** PROVIDED RECORDS **
↓↓↓

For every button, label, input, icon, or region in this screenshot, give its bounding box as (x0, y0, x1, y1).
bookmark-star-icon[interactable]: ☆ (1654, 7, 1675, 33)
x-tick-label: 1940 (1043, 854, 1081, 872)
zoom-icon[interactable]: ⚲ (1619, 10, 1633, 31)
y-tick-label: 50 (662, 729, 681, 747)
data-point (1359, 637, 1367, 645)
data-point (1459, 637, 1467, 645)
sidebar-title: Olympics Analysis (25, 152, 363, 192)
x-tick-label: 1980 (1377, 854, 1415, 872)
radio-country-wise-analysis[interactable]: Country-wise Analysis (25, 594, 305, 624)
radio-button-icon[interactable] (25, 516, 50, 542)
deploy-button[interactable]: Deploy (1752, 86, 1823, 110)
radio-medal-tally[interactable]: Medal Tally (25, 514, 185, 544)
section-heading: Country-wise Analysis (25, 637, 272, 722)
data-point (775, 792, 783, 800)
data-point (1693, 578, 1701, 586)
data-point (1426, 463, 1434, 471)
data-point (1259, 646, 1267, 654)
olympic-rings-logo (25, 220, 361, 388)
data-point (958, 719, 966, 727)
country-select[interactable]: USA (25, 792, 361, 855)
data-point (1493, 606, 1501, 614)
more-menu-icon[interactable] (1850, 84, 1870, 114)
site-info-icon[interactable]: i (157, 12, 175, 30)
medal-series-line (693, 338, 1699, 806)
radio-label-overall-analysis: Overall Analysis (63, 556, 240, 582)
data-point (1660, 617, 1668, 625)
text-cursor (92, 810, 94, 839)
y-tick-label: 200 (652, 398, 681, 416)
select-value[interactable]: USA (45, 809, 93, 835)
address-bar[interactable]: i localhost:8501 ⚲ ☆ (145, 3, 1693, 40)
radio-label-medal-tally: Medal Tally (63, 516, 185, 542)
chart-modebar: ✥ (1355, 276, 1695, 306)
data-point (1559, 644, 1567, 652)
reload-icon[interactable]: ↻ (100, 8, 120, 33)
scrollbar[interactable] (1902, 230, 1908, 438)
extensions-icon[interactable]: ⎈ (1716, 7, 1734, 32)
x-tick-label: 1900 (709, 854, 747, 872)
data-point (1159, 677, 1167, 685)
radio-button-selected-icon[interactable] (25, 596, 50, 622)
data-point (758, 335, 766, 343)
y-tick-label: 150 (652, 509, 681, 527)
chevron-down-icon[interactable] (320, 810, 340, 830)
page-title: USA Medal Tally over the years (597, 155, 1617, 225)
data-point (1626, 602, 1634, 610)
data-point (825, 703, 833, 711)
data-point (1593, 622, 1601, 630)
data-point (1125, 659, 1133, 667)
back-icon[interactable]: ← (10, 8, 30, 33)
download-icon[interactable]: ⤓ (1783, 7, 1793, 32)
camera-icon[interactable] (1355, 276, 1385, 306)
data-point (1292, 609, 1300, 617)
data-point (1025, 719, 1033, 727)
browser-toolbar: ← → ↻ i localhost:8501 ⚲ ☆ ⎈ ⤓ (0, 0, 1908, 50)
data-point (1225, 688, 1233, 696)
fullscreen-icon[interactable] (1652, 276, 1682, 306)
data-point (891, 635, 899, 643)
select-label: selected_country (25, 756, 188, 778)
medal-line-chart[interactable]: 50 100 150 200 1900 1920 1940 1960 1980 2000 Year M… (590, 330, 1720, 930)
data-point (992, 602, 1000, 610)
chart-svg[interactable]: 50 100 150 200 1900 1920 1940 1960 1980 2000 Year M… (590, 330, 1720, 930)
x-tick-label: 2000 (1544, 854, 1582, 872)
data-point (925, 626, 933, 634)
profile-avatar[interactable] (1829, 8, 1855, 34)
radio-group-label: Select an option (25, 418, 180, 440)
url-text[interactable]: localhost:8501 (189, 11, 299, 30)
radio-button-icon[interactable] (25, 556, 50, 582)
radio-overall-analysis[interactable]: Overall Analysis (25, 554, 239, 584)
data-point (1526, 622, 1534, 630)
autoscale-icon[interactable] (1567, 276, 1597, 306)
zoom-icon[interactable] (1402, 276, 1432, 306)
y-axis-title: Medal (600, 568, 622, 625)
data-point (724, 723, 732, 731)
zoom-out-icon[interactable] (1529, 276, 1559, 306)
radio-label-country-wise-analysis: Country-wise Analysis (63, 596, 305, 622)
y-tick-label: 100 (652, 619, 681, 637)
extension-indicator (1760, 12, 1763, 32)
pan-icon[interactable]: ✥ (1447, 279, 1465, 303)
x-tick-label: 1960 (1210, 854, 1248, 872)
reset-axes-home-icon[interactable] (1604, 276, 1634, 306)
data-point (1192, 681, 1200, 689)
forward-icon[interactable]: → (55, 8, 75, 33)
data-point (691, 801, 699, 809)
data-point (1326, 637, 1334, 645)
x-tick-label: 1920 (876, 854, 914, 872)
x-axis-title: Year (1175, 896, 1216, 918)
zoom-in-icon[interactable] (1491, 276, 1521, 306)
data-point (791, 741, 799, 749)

↑↑↑

** TASK DESCRIPTION **
Rewrite the listing above, changing every "data-point" to "marker" and leaving everything else as it is.

** RESPONSE **
For every button, label, input, icon, or region in this screenshot, give its bounding box as (x0, y0, x1, y1).
bookmark-star-icon[interactable]: ☆ (1654, 7, 1675, 33)
x-tick-label: 1940 (1043, 854, 1081, 872)
zoom-icon[interactable]: ⚲ (1619, 10, 1633, 31)
y-tick-label: 50 (662, 729, 681, 747)
marker (1359, 637, 1367, 645)
marker (1459, 637, 1467, 645)
sidebar-title: Olympics Analysis (25, 152, 363, 192)
x-tick-label: 1980 (1377, 854, 1415, 872)
radio-country-wise-analysis[interactable]: Country-wise Analysis (25, 594, 305, 624)
radio-button-icon[interactable] (25, 516, 50, 542)
deploy-button[interactable]: Deploy (1752, 86, 1823, 110)
radio-medal-tally[interactable]: Medal Tally (25, 514, 185, 544)
section-heading: Country-wise Analysis (25, 637, 272, 722)
marker (775, 792, 783, 800)
marker (1693, 578, 1701, 586)
marker (1426, 463, 1434, 471)
marker (1259, 646, 1267, 654)
olympic-rings-logo (25, 220, 361, 388)
marker (958, 719, 966, 727)
country-select[interactable]: USA (25, 792, 361, 855)
marker (1493, 606, 1501, 614)
more-menu-icon[interactable] (1850, 84, 1870, 114)
site-info-icon[interactable]: i (157, 12, 175, 30)
medal-series-line (693, 338, 1699, 806)
radio-label-overall-analysis: Overall Analysis (63, 556, 240, 582)
marker (1660, 617, 1668, 625)
text-cursor (92, 810, 94, 839)
y-tick-label: 200 (652, 398, 681, 416)
select-value[interactable]: USA (45, 809, 93, 835)
address-bar[interactable]: i localhost:8501 ⚲ ☆ (145, 3, 1693, 40)
radio-label-medal-tally: Medal Tally (63, 516, 185, 542)
chart-modebar: ✥ (1355, 276, 1695, 306)
marker (1559, 644, 1567, 652)
reload-icon[interactable]: ↻ (100, 8, 120, 33)
scrollbar[interactable] (1902, 230, 1908, 438)
extensions-icon[interactable]: ⎈ (1716, 7, 1734, 32)
x-tick-label: 1900 (709, 854, 747, 872)
marker (1159, 677, 1167, 685)
radio-button-selected-icon[interactable] (25, 596, 50, 622)
marker (758, 335, 766, 343)
y-tick-label: 150 (652, 509, 681, 527)
chevron-down-icon[interactable] (320, 810, 340, 830)
page-title: USA Medal Tally over the years (597, 155, 1617, 225)
marker (1626, 602, 1634, 610)
marker (825, 703, 833, 711)
marker (1593, 622, 1601, 630)
marker (1125, 659, 1133, 667)
back-icon[interactable]: ← (10, 8, 30, 33)
download-icon[interactable]: ⤓ (1783, 7, 1793, 32)
camera-icon[interactable] (1355, 276, 1385, 306)
marker (1292, 609, 1300, 617)
marker (1025, 719, 1033, 727)
browser-toolbar: ← → ↻ i localhost:8501 ⚲ ☆ ⎈ ⤓ (0, 0, 1908, 50)
marker (1225, 688, 1233, 696)
fullscreen-icon[interactable] (1652, 276, 1682, 306)
marker (891, 635, 899, 643)
select-label: selected_country (25, 756, 188, 778)
medal-line-chart[interactable]: 50 100 150 200 1900 1920 1940 1960 1980 2000 Year M… (590, 330, 1720, 930)
marker (992, 602, 1000, 610)
chart-svg[interactable]: 50 100 150 200 1900 1920 1940 1960 1980 2000 Year M… (590, 330, 1720, 930)
x-tick-label: 2000 (1544, 854, 1582, 872)
marker (925, 626, 933, 634)
profile-avatar[interactable] (1829, 8, 1855, 34)
radio-group-label: Select an option (25, 418, 180, 440)
url-text[interactable]: localhost:8501 (189, 11, 299, 30)
radio-button-icon[interactable] (25, 556, 50, 582)
radio-overall-analysis[interactable]: Overall Analysis (25, 554, 239, 584)
marker (1526, 622, 1534, 630)
autoscale-icon[interactable] (1567, 276, 1597, 306)
zoom-icon[interactable] (1402, 276, 1432, 306)
y-axis-title: Medal (600, 568, 622, 625)
marker (724, 723, 732, 731)
zoom-out-icon[interactable] (1529, 276, 1559, 306)
radio-label-country-wise-analysis: Country-wise Analysis (63, 596, 305, 622)
y-tick-label: 100 (652, 619, 681, 637)
extension-indicator (1760, 12, 1763, 32)
pan-icon[interactable]: ✥ (1447, 279, 1465, 303)
x-tick-label: 1960 (1210, 854, 1248, 872)
reset-axes-home-icon[interactable] (1604, 276, 1634, 306)
marker (1192, 681, 1200, 689)
forward-icon[interactable]: → (55, 8, 75, 33)
marker (691, 801, 699, 809)
marker (1326, 637, 1334, 645)
x-tick-label: 1920 (876, 854, 914, 872)
x-axis-title: Year (1175, 896, 1216, 918)
zoom-in-icon[interactable] (1491, 276, 1521, 306)
marker (791, 741, 799, 749)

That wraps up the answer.